> INSTRUCTIONS FOR THE TASK:
Count how many lines in the entries below hold the string "often", and respond with that number only.

═══ MATERIAL PROVIDED

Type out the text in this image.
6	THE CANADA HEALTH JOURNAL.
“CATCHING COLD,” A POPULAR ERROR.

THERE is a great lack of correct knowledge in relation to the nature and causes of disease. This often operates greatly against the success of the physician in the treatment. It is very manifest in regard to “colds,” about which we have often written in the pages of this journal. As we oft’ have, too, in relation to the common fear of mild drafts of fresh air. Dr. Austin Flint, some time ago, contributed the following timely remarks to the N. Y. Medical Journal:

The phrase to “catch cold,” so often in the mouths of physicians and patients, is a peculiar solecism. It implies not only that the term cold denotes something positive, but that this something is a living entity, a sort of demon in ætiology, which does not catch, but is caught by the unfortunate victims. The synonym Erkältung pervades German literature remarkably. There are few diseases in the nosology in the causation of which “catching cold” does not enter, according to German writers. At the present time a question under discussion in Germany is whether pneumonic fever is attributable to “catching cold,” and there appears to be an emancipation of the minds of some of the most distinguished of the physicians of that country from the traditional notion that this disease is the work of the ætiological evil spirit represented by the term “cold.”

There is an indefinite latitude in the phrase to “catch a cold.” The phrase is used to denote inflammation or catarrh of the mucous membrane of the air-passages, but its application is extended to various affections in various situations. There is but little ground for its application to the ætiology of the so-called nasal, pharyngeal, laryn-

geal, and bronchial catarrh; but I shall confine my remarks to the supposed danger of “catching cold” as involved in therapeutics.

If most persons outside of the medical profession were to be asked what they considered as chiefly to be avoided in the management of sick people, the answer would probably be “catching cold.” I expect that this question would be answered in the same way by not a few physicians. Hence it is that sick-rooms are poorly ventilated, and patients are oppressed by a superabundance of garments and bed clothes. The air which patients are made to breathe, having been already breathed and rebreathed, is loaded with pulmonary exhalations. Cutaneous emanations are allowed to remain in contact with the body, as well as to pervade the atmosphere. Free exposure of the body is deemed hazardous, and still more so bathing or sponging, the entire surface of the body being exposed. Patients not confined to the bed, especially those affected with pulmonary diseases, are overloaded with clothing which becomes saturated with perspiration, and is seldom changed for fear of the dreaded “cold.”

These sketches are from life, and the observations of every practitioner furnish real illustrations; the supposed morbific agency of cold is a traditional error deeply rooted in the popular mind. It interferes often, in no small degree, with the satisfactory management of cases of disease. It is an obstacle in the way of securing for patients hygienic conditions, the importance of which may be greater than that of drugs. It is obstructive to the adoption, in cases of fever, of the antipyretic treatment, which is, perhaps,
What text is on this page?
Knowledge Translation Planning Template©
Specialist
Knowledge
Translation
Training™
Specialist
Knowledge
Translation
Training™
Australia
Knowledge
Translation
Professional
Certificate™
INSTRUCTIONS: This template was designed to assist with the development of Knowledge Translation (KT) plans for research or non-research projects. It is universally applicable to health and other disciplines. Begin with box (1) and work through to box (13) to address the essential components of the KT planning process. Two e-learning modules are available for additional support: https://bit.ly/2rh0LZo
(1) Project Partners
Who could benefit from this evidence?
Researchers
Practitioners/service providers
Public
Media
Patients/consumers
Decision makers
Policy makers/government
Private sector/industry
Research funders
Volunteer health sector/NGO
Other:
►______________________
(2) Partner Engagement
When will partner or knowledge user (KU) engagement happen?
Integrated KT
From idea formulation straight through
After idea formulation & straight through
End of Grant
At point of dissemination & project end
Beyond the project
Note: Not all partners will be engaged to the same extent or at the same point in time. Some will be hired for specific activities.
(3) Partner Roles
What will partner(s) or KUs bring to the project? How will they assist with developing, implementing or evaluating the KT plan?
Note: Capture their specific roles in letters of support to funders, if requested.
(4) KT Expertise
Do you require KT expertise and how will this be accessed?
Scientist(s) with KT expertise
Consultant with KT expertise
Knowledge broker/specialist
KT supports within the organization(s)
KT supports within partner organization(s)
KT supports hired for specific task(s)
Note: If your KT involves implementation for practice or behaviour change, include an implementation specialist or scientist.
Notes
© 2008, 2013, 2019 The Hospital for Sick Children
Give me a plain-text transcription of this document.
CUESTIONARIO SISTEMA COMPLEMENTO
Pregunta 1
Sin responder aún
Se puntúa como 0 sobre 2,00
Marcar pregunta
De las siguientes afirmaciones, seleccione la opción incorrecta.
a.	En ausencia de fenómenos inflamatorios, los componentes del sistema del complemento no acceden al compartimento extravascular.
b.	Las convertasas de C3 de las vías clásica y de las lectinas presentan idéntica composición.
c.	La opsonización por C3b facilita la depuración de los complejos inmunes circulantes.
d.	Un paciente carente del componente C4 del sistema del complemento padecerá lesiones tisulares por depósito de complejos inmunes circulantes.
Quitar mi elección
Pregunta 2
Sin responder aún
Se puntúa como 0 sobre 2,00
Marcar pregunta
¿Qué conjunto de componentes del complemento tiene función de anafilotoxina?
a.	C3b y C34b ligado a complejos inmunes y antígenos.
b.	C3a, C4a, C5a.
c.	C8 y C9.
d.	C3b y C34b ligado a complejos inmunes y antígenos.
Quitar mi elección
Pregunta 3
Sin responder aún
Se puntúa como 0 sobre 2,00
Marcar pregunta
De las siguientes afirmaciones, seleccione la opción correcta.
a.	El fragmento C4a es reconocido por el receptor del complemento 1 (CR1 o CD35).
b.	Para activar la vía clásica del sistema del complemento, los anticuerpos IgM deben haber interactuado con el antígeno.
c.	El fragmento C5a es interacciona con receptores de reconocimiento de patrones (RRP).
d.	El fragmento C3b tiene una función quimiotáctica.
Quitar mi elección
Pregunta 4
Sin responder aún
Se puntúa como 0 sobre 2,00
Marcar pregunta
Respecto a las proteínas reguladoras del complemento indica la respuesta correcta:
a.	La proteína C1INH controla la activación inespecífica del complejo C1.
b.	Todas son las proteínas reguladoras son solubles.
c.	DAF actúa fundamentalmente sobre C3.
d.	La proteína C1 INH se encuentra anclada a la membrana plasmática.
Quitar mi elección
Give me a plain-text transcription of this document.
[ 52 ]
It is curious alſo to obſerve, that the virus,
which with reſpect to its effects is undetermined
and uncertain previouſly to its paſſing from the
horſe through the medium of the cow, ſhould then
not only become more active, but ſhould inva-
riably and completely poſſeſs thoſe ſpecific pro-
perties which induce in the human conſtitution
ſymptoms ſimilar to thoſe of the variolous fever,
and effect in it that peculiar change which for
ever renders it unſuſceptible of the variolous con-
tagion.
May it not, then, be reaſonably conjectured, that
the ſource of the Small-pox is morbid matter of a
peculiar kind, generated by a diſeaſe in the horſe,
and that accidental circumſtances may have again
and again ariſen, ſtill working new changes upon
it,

══════

> SOLUTION:
3